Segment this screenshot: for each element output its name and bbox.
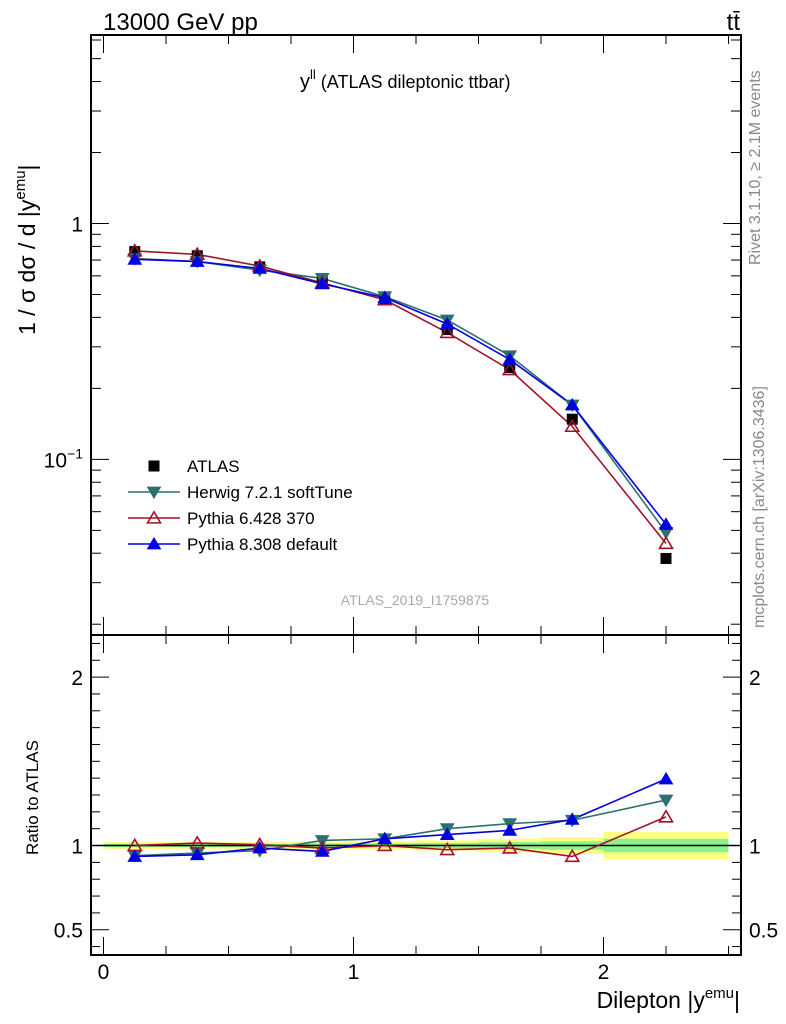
main-data-point (439, 324, 456, 339)
main-data-point (504, 362, 516, 374)
ratio-y-tick-label-right: 1 (749, 836, 761, 859)
main-data-point (377, 290, 393, 304)
x-tick-label: 0 (98, 961, 110, 984)
main-y-tick-label: 1 (71, 214, 83, 237)
analysis-id-label: ATLAS_2019_I1759875 (341, 592, 490, 608)
ratio-data-point (376, 837, 393, 852)
ratio-data-point (658, 794, 674, 808)
main-data-point (658, 517, 674, 530)
legend-marker (146, 536, 162, 550)
main-data-point (127, 252, 143, 265)
energy-label: 13000 GeV pp (103, 9, 258, 36)
mcplots-credit-label: mcplots.cern.ch [arXiv:1306.3436] (751, 386, 768, 628)
main-plot-title: yll (ATLAS dileptonic ttbar) (300, 67, 511, 93)
legend-label: Pythia 8.308 default (187, 535, 338, 554)
rivet-version-label: Rivet 3.1.10, ≥ 2.1M events (747, 70, 764, 265)
legend-label: ATLAS (187, 457, 240, 476)
ratio-data-point (314, 844, 330, 857)
legend-marker (148, 460, 160, 472)
x-tick-label: 2 (598, 961, 610, 984)
main-data-point (564, 397, 580, 411)
legend-marker (146, 486, 162, 500)
legend-label: Herwig 7.2.1 softTune (187, 483, 353, 502)
ratio-y-axis-title: Ratio to ATLAS (23, 740, 42, 855)
ratio-y-tick-label-left: 1 (71, 836, 83, 859)
main-panel: yll (ATLAS dileptonic ttbar) 1 / σ dσ / … (12, 34, 742, 636)
ratio-data-point (658, 809, 674, 823)
main-y-tick-label: 10−1 (44, 445, 84, 472)
ratio-data-point (564, 812, 580, 825)
main-data-point (658, 535, 674, 550)
ratio-data-point (501, 840, 518, 854)
ratio-data-point (127, 849, 143, 862)
main-data-point (129, 246, 141, 258)
ratio-y-tick-label-right: 0.5 (749, 920, 778, 943)
ratio-plot-frame (90, 634, 742, 956)
ratio-data-point (189, 847, 205, 861)
main-data-point (502, 352, 518, 365)
ratio-y-tick-label-left: 2 (71, 667, 83, 690)
legend: ATLAS Herwig 7.2.1 softTune Pythia 6.428 3… (128, 457, 353, 554)
legend-label: Pythia 6.428 370 (187, 509, 315, 528)
ratio-data-point (658, 771, 674, 785)
ratio-data-point (439, 827, 455, 840)
ratio-y-tick-label-left: 0.5 (54, 920, 83, 943)
x-axis-title: Dilepton |yemu| (597, 985, 740, 1013)
ratio-data-point (502, 823, 518, 836)
main-data-point (189, 254, 205, 267)
legend-marker (146, 510, 162, 524)
main-y-axis-title: 1 / σ dσ / d |yemu| (12, 164, 40, 335)
ratio-panel: Ratio to ATLAS 2 2 1 1 0.5 0.5 0 1 2 Dilepton |y… (23, 634, 778, 1013)
ratio-data-point (439, 841, 456, 856)
ratio-data-point (377, 831, 393, 845)
main-data-point (441, 324, 453, 336)
main-data-point (314, 276, 330, 290)
ratio-data-point (252, 840, 268, 854)
ratio-y-tick-label-right: 2 (749, 667, 761, 690)
main-data-point (252, 261, 268, 274)
ratio-data-point (564, 848, 581, 863)
main-data-point (501, 361, 518, 376)
main-data-point (660, 552, 672, 564)
x-tick-label: 1 (348, 961, 360, 984)
process-label: tt̄ (727, 9, 741, 36)
main-data-point (564, 418, 581, 433)
main-data-point (439, 316, 455, 330)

++++++

■ Instructions for the task ■
Change every "ratio-data-point" to "ratio-marker" in the rows that begin at the line containing "main-data-point (439, 324, 456, 339)" and end after the line containing "legend-marker (146, 536, 162, 550)". Write out only those lines and leave everything else unchanged.

■ Exercise solution ■
main-data-point (439, 324, 456, 339)
main-data-point (504, 362, 516, 374)
ratio-y-tick-label-right: 1 (749, 836, 761, 859)
main-data-point (377, 290, 393, 304)
x-tick-label: 0 (98, 961, 110, 984)
main-y-tick-label: 1 (71, 214, 83, 237)
analysis-id-label: ATLAS_2019_I1759875 (341, 592, 490, 608)
ratio-marker (376, 837, 393, 852)
ratio-marker (658, 794, 674, 808)
main-data-point (658, 517, 674, 530)
legend-marker (146, 536, 162, 550)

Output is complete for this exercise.